**INPUT FOR THIS TASK:**
* * *
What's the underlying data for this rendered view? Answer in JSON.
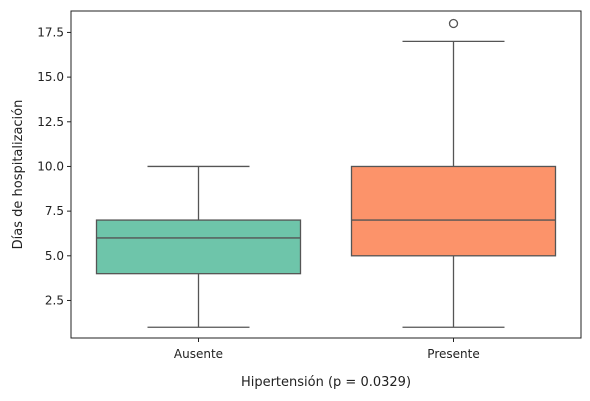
{
  "chart_data": {
    "type": "box",
    "title": "",
    "xlabel": "Hipertensión (p = 0.0329)",
    "ylabel": "Días de hospitalización",
    "categories": [
      "Ausente",
      "Presente"
    ],
    "ylim": [
      0.4,
      18.7
    ],
    "yticks": [
      2.5,
      5.0,
      7.5,
      10.0,
      12.5,
      15.0,
      17.5
    ],
    "ytick_labels": [
      "2.5",
      "5.0",
      "7.5",
      "10.0",
      "12.5",
      "15.0",
      "17.5"
    ],
    "grid": false,
    "series": [
      {
        "category": "Ausente",
        "whisker_low": 1,
        "q1": 4,
        "median": 6,
        "q3": 7,
        "whisker_high": 10,
        "outliers": [],
        "color": "#66c2a5"
      },
      {
        "category": "Presente",
        "whisker_low": 1,
        "q1": 5,
        "median": 7,
        "q3": 10,
        "whisker_high": 17,
        "outliers": [
          18
        ],
        "color": "#fc8d62"
      }
    ]
  }
}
* * *
**THE EXERCISE:** Copy out each line word for word, please, skipping the images.

**SOLVED PROBLEM:**
What's the underlying data for this rendered view? Answer in JSON.
{
  "chart_data": {
    "type": "box",
    "title": "",
    "xlabel": "Hipertensión (p = 0.0329)",
    "ylabel": "Días de hospitalización",
    "categories": [
      "Ausente",
      "Presente"
    ],
    "ylim": [
      0.4,
      18.7
    ],
    "yticks": [
      2.5,
      5.0,
      7.5,
      10.0,
      12.5,
      15.0,
      17.5
    ],
    "ytick_labels": [
      "2.5",
      "5.0",
      "7.5",
      "10.0",
      "12.5",
      "15.0",
      "17.5"
    ],
    "grid": false,
    "series": [
      {
        "category": "Ausente",
        "whisker_low": 1,
        "q1": 4,
        "median": 6,
        "q3": 7,
        "whisker_high": 10,
        "outliers": [],
        "color": "#66c2a5"
      },
      {
        "category": "Presente",
        "whisker_low": 1,
        "q1": 5,
        "median": 7,
        "q3": 10,
        "whisker_high": 17,
        "outliers": [
          18
        ],
        "color": "#fc8d62"
      }
    ]
  }
}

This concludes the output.